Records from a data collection

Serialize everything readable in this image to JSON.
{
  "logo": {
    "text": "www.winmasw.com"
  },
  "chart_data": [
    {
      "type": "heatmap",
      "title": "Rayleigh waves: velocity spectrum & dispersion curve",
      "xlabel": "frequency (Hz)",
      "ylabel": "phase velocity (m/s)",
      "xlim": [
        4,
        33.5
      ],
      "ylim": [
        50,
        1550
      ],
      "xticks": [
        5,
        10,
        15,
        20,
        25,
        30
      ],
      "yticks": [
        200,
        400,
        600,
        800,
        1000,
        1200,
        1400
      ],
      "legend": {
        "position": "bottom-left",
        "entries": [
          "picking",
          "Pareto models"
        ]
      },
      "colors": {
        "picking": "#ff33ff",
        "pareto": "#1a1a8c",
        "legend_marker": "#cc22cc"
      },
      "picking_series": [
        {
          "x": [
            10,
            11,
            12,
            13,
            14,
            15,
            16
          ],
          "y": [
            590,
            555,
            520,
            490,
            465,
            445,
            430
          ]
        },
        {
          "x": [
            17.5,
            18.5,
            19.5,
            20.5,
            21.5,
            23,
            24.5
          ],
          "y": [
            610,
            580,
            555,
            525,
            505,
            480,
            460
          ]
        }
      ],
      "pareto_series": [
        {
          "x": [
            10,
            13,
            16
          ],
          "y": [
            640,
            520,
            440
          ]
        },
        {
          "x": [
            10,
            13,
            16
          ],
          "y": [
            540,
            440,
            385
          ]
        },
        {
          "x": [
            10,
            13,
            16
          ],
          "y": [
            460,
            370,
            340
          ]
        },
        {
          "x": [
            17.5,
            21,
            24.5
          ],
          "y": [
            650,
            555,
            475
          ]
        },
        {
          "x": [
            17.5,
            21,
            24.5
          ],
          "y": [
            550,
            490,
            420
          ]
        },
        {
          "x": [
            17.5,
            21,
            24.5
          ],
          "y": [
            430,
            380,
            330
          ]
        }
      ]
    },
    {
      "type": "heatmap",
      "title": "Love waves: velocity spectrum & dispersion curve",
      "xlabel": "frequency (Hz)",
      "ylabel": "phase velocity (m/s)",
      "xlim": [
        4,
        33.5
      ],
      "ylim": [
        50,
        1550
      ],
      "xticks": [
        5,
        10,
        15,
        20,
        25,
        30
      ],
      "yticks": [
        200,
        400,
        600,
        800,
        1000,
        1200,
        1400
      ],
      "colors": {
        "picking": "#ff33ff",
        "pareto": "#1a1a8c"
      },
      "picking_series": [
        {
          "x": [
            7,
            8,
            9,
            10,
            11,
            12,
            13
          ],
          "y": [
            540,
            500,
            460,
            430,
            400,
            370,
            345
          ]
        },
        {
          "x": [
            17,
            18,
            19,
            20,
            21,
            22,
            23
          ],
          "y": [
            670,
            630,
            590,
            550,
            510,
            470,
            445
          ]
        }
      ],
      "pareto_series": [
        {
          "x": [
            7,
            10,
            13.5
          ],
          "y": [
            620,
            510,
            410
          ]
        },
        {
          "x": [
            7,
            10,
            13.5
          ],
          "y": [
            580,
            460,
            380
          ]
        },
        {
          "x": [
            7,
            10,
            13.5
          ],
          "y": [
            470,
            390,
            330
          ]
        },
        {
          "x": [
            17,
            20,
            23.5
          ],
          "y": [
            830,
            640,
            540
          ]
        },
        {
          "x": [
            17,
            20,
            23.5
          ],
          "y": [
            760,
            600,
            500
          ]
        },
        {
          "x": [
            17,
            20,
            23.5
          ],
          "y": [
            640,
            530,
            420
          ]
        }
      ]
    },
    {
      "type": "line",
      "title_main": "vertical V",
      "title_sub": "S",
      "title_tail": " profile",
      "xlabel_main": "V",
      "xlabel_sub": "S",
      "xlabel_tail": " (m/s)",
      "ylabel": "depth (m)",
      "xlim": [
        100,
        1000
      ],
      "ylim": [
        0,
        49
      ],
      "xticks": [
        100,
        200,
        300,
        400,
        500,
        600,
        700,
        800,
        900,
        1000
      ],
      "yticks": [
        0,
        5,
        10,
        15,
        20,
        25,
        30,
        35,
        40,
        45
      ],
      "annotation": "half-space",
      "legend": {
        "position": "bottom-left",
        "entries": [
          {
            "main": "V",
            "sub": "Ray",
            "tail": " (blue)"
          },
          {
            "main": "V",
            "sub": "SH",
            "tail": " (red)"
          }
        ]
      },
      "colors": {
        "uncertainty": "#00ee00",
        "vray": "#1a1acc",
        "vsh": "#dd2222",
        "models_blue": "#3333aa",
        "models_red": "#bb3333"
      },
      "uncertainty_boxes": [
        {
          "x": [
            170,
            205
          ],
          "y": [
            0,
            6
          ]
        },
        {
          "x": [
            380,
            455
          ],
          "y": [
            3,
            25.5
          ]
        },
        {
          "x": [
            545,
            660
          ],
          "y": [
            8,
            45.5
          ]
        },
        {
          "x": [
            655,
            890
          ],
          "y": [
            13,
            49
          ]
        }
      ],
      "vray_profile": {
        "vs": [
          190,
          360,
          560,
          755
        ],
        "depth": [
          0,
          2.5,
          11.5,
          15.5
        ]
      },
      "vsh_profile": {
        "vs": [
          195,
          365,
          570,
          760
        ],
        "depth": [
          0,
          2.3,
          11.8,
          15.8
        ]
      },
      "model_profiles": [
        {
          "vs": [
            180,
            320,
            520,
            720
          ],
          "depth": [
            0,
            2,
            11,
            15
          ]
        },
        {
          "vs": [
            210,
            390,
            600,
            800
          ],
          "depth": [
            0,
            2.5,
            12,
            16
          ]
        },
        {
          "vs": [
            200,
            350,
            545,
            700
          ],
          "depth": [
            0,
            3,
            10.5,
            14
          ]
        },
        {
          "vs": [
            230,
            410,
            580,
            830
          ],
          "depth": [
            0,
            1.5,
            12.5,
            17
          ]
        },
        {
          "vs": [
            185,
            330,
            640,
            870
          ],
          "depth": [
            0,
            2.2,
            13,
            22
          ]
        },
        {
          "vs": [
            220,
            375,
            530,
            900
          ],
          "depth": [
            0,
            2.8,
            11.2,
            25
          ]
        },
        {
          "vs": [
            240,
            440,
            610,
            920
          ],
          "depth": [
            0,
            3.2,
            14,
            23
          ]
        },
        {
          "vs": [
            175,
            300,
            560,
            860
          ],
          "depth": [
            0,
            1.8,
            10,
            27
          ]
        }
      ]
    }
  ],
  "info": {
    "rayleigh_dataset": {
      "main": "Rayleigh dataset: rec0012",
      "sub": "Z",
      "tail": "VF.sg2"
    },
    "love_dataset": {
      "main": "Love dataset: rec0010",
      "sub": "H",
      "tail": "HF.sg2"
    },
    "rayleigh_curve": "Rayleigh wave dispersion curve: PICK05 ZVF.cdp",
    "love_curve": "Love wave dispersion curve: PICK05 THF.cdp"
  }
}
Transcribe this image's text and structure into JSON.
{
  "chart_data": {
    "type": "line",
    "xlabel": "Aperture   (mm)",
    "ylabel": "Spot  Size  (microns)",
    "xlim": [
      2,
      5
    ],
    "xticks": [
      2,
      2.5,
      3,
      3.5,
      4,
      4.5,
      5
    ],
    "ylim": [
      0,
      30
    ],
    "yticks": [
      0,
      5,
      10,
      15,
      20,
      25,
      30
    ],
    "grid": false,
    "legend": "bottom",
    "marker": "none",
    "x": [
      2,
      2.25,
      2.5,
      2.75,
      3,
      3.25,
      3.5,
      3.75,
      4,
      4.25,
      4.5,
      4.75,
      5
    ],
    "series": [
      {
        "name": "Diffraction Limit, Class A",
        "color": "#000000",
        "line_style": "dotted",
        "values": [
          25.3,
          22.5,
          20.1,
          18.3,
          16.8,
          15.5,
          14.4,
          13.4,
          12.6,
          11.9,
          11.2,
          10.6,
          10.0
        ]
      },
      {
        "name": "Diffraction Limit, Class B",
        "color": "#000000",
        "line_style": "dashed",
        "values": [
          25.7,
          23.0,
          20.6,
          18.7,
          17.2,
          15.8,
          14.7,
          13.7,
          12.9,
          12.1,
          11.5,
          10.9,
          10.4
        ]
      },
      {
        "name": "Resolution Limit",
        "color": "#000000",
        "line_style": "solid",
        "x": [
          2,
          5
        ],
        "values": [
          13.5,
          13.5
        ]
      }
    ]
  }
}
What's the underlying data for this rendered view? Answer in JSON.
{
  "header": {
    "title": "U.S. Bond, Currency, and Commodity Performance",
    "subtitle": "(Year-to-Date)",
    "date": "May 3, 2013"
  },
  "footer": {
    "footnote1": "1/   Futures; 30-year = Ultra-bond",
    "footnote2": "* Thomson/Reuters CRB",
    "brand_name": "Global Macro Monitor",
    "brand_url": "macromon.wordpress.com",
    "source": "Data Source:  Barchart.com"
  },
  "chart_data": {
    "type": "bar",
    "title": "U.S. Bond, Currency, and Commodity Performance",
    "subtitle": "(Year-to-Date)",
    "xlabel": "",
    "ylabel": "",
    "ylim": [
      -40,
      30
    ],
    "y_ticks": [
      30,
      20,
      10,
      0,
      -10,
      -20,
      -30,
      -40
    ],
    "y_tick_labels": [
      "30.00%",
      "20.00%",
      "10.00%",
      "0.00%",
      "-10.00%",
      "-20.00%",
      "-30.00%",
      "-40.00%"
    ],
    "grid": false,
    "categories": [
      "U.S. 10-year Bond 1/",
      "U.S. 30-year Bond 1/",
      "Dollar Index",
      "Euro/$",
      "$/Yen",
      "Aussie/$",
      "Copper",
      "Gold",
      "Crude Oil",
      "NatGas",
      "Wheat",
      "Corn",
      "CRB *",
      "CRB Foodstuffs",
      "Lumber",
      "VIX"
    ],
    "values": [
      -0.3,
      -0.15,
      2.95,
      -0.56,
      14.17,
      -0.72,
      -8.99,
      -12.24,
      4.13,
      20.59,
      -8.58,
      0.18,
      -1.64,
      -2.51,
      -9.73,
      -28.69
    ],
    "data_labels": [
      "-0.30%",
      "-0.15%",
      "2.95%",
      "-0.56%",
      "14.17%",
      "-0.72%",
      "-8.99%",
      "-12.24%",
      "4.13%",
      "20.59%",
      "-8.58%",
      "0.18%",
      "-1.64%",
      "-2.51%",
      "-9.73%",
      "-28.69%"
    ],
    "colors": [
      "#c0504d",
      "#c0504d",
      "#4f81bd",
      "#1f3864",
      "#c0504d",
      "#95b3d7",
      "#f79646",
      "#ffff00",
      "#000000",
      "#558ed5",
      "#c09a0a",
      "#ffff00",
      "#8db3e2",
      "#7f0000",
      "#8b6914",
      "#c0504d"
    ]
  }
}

→ **What is expected**: Where a line of the material above holds the string "ylabel", copy that line.

→ **Solved exercise**:
      "ylabel": "phase velocity (m/s)",
      "ylabel": "phase velocity (m/s)",
      "ylabel": "depth (m)",
    "ylabel": "Spot  Size  (microns)",
    "ylabel": "",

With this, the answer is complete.